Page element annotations
__________________________________________________
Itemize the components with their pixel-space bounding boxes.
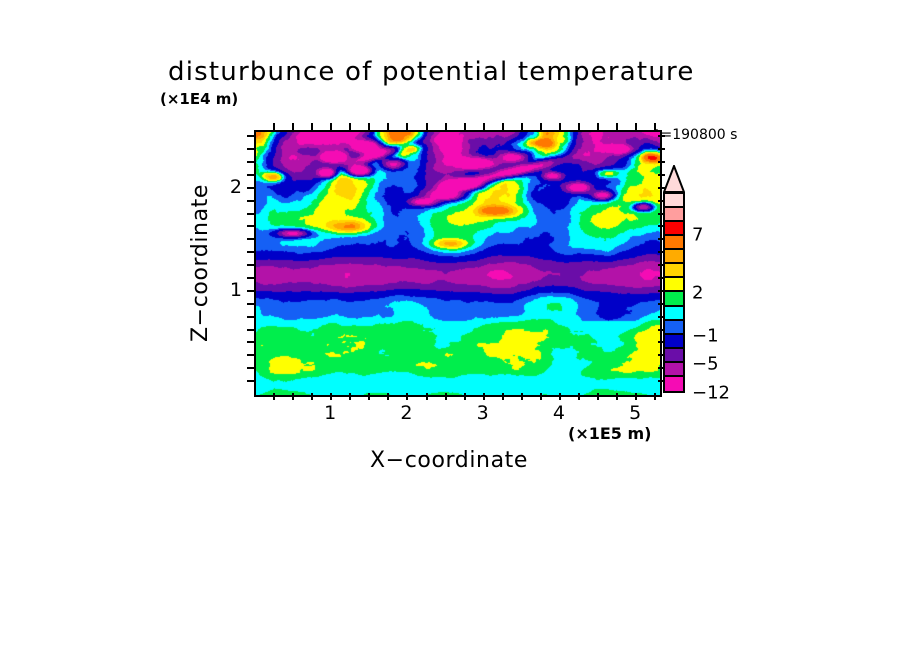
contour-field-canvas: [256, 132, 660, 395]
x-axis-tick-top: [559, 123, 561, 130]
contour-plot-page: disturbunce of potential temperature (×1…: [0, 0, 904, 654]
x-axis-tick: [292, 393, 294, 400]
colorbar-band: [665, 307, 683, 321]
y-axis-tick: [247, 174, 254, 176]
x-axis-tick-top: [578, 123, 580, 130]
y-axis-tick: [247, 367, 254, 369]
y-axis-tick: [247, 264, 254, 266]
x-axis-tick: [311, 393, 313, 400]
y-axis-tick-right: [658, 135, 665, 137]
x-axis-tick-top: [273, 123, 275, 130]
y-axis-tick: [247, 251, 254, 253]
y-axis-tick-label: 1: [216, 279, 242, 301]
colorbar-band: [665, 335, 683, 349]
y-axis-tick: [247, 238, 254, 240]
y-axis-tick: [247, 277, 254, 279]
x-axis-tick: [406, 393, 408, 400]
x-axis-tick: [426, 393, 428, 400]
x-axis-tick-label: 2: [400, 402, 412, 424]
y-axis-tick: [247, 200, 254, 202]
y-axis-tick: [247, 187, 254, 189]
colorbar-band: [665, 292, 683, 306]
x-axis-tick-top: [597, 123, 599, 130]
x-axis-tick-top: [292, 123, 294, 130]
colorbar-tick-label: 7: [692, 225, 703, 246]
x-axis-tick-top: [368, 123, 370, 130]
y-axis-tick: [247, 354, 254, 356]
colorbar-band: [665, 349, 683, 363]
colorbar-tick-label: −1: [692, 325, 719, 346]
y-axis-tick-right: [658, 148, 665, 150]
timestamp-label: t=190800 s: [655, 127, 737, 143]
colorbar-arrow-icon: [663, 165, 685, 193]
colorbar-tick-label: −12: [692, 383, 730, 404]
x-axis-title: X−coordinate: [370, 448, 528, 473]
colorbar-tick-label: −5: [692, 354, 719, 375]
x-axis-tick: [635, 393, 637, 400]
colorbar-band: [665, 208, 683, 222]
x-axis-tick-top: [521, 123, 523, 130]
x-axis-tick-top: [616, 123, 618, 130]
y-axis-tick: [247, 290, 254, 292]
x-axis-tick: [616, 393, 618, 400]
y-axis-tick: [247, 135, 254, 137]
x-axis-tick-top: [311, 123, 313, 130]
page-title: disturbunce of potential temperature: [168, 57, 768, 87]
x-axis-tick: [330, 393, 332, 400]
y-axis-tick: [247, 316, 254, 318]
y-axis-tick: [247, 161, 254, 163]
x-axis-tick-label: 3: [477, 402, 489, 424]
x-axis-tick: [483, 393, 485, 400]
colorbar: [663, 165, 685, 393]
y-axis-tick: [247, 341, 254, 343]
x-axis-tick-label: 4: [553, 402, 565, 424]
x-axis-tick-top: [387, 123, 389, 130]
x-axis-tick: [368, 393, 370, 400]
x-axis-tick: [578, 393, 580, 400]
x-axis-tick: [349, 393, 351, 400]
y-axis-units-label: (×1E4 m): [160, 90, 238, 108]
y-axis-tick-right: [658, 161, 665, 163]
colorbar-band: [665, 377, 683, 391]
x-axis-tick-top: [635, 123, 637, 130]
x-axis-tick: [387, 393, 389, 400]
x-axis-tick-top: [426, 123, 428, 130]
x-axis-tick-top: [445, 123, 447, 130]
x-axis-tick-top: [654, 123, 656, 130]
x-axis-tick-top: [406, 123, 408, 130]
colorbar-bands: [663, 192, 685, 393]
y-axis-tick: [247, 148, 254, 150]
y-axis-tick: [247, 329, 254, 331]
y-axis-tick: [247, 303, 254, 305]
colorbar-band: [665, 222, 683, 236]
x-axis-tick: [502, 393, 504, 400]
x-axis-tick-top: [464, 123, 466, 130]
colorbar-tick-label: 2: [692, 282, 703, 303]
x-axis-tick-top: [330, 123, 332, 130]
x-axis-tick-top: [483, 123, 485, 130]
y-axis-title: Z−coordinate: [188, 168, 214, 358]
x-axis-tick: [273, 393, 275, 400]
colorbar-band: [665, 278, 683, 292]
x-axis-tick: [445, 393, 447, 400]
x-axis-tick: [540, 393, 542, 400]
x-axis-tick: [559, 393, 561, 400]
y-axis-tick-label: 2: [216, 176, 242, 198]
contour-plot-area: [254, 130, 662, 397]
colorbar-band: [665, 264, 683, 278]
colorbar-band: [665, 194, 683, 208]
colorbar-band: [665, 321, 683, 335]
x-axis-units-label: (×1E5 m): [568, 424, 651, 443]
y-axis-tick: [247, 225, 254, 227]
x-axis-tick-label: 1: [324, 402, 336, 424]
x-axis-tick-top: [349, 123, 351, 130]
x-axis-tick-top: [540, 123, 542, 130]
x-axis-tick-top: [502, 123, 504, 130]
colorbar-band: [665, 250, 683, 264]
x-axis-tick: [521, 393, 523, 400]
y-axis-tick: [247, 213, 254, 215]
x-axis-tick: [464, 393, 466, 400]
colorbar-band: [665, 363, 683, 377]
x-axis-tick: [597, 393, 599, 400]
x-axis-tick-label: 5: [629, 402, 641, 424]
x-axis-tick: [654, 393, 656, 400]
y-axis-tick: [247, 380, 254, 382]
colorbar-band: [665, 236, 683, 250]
__________________________________________________
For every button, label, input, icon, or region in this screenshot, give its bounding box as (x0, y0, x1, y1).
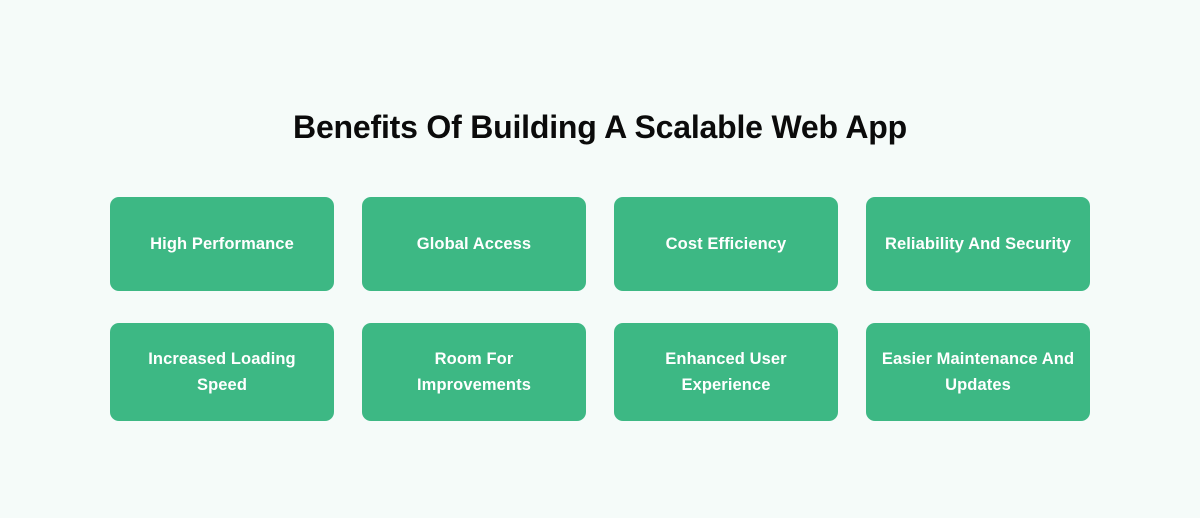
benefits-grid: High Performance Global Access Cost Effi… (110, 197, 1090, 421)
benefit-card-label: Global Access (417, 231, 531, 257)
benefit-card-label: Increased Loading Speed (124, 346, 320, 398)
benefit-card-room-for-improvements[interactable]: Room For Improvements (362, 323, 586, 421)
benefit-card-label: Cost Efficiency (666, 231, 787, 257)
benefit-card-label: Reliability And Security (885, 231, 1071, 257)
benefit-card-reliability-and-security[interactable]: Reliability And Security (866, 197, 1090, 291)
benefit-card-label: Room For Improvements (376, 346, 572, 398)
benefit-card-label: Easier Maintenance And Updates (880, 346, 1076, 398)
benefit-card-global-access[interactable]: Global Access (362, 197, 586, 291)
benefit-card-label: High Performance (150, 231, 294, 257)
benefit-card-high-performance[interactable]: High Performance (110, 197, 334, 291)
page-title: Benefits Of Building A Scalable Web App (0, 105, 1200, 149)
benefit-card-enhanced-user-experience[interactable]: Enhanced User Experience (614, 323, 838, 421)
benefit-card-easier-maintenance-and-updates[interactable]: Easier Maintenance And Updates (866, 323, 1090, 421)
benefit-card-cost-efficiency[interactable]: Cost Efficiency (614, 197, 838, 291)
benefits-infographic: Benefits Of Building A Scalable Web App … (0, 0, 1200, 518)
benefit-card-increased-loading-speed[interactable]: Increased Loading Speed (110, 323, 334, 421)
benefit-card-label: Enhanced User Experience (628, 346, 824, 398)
__________________________________________________
- **DIRECTIONS FOR THIS TASK**
Copy out the lines starting at the line that contains "benefits-grid: High Performance" and ending at the line that contains "197, 1090, 291)", both included, without changing anything.

- **FINISHED EXERCISE**
benefits-grid: High Performance Global Access Cost Effi… (110, 197, 1090, 421)
benefit-card-label: Global Access (417, 231, 531, 257)
benefit-card-label: Increased Loading Speed (124, 346, 320, 398)
benefit-card-room-for-improvements[interactable]: Room For Improvements (362, 323, 586, 421)
benefit-card-label: Cost Efficiency (666, 231, 787, 257)
benefit-card-label: Reliability And Security (885, 231, 1071, 257)
benefit-card-reliability-and-security[interactable]: Reliability And Security (866, 197, 1090, 291)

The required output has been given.